**TASK INSTRUCTIONS:**
Search each line of the data for the word "notificaciones"; copy every line where it is found.

_ _ _ _ _ _ _

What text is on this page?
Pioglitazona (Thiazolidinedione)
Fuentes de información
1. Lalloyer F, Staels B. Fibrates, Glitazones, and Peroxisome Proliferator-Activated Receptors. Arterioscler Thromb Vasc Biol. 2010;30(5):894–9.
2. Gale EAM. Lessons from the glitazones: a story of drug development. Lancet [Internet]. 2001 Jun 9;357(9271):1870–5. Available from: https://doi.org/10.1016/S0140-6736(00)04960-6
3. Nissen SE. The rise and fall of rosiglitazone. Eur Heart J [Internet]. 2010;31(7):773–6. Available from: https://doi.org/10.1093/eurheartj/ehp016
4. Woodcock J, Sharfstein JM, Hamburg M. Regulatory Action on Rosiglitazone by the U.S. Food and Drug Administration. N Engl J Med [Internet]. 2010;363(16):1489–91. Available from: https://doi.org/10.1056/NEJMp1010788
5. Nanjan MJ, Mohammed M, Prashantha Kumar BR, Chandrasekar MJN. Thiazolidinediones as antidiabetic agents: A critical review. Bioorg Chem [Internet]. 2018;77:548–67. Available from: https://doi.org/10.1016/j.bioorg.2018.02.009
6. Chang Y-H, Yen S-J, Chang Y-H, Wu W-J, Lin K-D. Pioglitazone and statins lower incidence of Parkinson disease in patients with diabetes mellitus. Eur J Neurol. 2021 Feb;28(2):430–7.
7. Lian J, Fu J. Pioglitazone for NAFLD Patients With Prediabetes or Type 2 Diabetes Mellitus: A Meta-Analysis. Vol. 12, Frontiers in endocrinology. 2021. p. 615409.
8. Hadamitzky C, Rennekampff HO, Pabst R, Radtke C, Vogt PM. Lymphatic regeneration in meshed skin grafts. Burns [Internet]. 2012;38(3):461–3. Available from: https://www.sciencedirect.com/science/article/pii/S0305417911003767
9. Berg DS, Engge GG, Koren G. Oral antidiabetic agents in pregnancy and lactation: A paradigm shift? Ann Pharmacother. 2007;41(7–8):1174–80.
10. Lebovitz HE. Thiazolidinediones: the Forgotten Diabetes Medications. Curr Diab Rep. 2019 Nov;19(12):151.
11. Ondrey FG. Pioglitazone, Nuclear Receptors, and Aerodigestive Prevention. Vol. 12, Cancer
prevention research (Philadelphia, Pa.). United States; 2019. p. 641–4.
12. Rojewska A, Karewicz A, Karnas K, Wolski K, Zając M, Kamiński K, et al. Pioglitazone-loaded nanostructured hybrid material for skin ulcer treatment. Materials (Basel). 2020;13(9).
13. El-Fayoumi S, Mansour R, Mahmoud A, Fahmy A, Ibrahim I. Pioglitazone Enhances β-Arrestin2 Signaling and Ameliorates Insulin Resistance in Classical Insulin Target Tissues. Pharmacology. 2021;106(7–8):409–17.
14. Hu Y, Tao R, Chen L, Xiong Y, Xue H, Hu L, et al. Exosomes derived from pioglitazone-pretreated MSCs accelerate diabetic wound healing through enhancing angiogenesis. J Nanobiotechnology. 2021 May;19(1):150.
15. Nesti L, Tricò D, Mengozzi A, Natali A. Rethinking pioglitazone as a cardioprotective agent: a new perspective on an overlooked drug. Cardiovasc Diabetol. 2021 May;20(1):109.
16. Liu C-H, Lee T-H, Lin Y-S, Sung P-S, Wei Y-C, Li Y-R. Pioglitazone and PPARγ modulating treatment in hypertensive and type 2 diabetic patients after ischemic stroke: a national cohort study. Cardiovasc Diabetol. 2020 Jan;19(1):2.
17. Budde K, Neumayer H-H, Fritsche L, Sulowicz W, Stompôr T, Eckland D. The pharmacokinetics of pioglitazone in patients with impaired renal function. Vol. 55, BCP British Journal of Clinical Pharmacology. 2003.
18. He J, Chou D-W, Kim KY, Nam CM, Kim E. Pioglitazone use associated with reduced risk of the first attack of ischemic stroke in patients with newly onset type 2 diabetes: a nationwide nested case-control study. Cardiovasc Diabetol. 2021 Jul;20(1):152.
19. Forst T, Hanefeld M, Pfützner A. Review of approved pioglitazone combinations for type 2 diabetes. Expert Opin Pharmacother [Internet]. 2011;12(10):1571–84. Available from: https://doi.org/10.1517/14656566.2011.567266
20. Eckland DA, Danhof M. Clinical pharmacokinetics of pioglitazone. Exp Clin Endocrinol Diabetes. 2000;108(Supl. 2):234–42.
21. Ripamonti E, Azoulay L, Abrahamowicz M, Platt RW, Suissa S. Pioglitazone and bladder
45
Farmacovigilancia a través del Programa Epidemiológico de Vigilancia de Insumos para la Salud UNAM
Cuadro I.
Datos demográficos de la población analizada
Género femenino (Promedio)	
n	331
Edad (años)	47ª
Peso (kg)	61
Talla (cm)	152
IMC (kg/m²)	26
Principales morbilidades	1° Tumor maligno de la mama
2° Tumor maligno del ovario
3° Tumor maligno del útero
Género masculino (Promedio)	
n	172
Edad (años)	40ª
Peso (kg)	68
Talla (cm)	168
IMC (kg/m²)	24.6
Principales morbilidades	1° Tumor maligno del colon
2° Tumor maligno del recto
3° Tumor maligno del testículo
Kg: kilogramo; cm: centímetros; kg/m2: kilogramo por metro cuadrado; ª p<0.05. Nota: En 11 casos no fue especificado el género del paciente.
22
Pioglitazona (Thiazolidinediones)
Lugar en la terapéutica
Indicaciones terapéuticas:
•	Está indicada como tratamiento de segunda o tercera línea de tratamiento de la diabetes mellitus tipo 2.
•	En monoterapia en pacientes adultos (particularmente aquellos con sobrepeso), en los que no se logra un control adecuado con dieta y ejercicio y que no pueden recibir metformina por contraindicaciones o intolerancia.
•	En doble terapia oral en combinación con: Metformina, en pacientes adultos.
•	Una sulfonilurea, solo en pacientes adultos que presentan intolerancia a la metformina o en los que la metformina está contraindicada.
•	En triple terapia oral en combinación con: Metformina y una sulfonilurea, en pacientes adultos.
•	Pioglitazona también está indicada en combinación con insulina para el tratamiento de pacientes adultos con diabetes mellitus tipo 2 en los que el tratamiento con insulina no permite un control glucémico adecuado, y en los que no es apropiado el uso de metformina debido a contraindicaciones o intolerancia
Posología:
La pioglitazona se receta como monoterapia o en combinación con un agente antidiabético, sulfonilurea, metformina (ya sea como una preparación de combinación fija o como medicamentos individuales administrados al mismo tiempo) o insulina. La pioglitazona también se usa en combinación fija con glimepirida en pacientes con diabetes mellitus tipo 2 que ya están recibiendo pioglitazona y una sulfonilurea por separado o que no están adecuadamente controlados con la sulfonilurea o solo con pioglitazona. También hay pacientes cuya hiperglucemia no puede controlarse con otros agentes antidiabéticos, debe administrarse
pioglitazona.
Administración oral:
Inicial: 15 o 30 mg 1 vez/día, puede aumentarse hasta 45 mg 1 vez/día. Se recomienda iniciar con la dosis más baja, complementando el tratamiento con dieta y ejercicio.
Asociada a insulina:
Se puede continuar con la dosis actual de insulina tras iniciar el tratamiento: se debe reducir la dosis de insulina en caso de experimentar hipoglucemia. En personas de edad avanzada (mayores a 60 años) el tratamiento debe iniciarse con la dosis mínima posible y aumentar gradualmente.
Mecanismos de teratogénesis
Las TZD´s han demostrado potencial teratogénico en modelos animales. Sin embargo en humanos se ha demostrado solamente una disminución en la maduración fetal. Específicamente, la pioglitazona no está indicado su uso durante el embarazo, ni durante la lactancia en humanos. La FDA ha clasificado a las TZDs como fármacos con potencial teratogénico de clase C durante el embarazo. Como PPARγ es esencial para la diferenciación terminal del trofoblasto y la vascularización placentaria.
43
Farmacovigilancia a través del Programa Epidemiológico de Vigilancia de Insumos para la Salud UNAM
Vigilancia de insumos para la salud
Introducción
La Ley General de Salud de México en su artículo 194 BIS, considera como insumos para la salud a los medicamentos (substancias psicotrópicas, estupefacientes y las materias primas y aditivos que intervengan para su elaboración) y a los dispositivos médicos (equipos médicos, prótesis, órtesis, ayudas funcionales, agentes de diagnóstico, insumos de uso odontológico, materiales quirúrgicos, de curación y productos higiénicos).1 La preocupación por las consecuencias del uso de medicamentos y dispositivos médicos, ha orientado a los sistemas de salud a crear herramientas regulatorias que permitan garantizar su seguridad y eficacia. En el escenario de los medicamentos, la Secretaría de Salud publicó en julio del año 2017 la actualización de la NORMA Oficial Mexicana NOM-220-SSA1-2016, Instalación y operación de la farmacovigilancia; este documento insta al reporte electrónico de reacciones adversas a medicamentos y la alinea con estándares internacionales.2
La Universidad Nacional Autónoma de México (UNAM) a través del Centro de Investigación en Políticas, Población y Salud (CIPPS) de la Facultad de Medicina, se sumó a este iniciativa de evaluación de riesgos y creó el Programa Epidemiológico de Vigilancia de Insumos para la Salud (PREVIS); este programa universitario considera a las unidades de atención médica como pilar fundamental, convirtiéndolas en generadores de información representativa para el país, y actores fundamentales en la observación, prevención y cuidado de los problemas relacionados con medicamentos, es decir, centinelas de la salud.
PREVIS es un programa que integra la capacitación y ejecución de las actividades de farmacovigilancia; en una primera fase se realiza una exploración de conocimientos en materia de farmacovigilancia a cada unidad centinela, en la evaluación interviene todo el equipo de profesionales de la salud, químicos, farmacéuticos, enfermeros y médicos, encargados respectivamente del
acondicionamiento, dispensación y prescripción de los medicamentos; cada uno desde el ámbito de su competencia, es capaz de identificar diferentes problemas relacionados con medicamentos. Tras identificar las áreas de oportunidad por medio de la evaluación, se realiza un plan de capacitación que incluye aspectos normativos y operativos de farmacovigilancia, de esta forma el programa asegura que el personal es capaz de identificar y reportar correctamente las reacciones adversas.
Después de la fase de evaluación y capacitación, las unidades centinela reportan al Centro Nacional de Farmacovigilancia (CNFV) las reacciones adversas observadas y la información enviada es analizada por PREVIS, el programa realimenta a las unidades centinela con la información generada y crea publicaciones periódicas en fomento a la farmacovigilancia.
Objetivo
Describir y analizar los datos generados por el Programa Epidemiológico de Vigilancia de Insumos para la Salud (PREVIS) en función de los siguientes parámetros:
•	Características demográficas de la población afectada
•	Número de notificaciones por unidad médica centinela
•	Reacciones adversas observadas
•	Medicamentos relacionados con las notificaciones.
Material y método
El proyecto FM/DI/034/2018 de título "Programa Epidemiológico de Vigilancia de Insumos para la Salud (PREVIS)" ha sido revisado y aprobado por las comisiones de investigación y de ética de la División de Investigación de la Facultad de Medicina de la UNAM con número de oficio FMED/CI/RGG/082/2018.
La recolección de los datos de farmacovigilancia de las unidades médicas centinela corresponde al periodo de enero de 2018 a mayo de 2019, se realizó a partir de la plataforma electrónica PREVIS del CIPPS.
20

_ _ _ _ _ _ _

**PROBLEM SOLUTION:**
•	Número de notificaciones por unidad médica centinela
•	Medicamentos relacionados con las notificaciones.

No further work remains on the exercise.